--- START DATA ROWS ---
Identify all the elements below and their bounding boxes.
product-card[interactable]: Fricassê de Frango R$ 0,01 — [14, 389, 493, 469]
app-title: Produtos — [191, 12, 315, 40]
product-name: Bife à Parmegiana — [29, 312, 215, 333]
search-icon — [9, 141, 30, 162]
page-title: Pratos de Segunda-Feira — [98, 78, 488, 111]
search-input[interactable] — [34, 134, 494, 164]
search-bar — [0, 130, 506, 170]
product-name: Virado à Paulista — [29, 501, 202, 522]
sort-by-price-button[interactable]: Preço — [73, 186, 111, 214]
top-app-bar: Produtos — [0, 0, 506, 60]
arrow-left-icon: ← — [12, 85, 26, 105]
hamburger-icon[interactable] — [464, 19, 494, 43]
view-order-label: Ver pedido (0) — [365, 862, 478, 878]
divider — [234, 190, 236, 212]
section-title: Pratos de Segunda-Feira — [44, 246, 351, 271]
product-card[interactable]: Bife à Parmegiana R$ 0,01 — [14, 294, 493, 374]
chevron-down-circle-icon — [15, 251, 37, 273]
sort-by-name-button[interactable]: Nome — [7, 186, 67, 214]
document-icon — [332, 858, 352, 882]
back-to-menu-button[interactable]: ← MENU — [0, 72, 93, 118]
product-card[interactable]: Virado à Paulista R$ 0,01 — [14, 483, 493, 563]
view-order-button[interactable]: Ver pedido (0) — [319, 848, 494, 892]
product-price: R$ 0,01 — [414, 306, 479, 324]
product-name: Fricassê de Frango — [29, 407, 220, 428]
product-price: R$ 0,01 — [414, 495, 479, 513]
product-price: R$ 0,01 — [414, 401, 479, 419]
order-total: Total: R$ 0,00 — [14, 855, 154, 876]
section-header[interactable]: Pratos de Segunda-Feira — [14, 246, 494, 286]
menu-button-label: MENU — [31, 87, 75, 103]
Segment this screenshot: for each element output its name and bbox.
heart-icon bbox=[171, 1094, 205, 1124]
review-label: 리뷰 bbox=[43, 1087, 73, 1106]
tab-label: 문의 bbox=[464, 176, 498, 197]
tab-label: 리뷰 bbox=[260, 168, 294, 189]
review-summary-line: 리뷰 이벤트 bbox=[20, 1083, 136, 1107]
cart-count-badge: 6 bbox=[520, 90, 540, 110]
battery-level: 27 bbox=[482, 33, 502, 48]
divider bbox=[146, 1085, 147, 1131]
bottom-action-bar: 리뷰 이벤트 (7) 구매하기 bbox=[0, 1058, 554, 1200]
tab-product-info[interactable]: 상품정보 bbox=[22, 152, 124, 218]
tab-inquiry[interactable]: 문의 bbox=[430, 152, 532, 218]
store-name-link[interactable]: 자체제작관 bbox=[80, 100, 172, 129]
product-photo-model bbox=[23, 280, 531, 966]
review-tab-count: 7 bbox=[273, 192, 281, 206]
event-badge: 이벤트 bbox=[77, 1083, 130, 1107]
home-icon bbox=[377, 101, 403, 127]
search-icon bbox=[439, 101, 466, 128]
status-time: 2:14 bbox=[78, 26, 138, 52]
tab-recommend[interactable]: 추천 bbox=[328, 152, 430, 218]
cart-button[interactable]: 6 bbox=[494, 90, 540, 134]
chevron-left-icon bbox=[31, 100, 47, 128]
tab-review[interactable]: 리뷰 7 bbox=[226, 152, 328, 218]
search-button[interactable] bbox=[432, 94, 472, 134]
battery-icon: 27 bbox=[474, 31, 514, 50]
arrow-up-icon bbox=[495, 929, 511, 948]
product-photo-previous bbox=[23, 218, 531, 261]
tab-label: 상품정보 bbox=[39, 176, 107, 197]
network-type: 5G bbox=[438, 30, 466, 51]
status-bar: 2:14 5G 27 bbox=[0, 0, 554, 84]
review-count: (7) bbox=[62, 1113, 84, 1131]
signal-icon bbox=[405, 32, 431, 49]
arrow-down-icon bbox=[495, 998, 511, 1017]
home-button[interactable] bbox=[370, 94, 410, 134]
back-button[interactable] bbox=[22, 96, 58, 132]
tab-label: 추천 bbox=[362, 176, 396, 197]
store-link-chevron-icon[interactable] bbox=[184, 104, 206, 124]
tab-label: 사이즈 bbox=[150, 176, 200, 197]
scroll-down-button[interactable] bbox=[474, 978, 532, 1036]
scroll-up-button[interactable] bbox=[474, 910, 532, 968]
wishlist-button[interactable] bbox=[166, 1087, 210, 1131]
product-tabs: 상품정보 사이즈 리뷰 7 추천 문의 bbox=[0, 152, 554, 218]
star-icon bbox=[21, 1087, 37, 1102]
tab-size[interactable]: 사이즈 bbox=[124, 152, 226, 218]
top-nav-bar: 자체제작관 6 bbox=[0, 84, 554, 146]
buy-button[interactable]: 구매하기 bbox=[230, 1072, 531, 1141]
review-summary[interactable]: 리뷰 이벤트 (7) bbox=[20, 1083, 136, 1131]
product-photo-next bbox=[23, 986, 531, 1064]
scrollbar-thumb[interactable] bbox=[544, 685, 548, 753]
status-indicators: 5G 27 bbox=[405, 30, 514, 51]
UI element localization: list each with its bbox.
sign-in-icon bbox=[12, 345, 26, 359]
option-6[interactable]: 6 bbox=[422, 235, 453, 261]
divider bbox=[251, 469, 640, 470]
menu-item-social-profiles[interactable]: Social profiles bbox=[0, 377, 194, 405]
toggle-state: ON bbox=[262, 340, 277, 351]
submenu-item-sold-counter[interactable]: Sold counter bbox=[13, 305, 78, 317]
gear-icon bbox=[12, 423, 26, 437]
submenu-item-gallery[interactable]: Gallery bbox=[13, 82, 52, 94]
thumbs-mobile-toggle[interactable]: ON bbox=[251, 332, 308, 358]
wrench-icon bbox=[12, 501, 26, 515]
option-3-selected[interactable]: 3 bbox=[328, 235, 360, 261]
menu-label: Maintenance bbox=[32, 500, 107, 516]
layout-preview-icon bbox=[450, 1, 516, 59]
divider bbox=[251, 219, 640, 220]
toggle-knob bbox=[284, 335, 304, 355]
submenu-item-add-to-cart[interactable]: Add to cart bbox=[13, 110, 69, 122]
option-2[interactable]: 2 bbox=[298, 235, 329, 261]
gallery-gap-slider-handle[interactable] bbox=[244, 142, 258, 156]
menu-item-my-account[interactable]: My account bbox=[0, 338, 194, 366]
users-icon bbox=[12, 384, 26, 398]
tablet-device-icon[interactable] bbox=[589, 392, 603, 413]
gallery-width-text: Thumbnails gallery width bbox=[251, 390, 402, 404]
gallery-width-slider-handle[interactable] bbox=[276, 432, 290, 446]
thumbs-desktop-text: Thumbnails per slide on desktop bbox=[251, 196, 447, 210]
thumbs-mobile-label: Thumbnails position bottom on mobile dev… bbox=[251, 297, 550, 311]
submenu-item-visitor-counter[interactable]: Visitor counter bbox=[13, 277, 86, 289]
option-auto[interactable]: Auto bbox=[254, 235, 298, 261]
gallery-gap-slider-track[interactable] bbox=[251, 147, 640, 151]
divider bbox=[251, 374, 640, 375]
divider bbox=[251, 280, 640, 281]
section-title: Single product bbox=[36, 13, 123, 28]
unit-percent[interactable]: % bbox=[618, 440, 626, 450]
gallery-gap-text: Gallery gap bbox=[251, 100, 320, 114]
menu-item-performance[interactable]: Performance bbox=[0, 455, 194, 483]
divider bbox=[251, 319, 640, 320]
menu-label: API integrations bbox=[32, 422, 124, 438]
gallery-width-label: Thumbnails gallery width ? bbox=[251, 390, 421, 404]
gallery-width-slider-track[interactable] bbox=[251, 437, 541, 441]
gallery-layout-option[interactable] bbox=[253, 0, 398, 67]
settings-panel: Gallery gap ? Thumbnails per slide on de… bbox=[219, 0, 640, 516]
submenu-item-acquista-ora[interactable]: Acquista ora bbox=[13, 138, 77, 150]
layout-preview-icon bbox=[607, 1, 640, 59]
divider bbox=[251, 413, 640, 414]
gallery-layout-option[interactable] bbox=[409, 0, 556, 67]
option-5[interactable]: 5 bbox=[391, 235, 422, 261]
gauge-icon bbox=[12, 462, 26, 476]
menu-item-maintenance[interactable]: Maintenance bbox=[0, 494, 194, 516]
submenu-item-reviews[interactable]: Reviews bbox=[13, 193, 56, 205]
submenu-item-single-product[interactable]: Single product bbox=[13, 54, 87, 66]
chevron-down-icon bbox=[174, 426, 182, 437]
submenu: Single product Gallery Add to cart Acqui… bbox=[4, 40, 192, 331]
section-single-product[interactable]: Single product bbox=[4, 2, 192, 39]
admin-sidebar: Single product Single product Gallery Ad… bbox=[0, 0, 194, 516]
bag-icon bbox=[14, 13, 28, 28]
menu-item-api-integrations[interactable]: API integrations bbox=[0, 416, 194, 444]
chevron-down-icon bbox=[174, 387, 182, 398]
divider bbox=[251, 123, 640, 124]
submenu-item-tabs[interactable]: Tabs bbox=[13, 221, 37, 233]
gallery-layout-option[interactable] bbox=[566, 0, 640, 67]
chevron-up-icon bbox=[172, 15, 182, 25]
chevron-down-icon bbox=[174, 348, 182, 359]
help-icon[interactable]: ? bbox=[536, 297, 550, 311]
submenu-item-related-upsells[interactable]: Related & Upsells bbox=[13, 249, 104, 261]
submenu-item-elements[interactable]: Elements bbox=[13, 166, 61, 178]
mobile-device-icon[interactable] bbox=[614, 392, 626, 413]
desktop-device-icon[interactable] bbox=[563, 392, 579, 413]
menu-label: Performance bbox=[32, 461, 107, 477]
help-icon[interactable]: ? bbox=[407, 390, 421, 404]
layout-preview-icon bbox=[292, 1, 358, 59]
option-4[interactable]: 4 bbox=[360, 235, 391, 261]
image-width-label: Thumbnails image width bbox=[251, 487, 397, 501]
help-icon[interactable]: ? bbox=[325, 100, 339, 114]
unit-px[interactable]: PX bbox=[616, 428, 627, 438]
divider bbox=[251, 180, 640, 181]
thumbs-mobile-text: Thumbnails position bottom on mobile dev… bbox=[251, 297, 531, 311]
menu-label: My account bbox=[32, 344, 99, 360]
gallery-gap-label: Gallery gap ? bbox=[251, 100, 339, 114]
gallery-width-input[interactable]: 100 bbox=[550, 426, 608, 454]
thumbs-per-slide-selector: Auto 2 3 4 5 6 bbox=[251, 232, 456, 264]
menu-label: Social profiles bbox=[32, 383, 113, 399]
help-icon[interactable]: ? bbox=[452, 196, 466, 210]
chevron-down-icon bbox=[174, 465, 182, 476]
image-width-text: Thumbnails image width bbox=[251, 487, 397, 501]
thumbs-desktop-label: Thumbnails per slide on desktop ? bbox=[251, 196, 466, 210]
--- END DATA ROWS ---
WHAT THE EXERCISE ASKS: Copy out the records word for word, starting at the first line and ending with the line that contains "section-header[interactable]: Pratos de", including that line.

ANSWER TO THIS EXERCISE:
Identify all the elements below and their bounding boxes.
product-card[interactable]: Fricassê de Frango R$ 0,01 — [14, 389, 493, 469]
app-title: Produtos — [191, 12, 315, 40]
product-name: Bife à Parmegiana — [29, 312, 215, 333]
search-icon — [9, 141, 30, 162]
page-title: Pratos de Segunda-Feira — [98, 78, 488, 111]
search-input[interactable] — [34, 134, 494, 164]
search-bar — [0, 130, 506, 170]
product-name: Virado à Paulista — [29, 501, 202, 522]
sort-by-price-button[interactable]: Preço — [73, 186, 111, 214]
top-app-bar: Produtos — [0, 0, 506, 60]
arrow-left-icon: ← — [12, 85, 26, 105]
hamburger-icon[interactable] — [464, 19, 494, 43]
view-order-label: Ver pedido (0) — [365, 862, 478, 878]
divider — [234, 190, 236, 212]
section-title: Pratos de Segunda-Feira — [44, 246, 351, 271]
product-card[interactable]: Bife à Parmegiana R$ 0,01 — [14, 294, 493, 374]
chevron-down-circle-icon — [15, 251, 37, 273]
sort-by-name-button[interactable]: Nome — [7, 186, 67, 214]
document-icon — [332, 858, 352, 882]
back-to-menu-button[interactable]: ← MENU — [0, 72, 93, 118]
product-card[interactable]: Virado à Paulista R$ 0,01 — [14, 483, 493, 563]
view-order-button[interactable]: Ver pedido (0) — [319, 848, 494, 892]
product-price: R$ 0,01 — [414, 306, 479, 324]
product-name: Fricassê de Frango — [29, 407, 220, 428]
product-price: R$ 0,01 — [414, 495, 479, 513]
product-price: R$ 0,01 — [414, 401, 479, 419]
order-total: Total: R$ 0,00 — [14, 855, 154, 876]
section-header[interactable]: Pratos de Segunda-Feira — [14, 246, 494, 286]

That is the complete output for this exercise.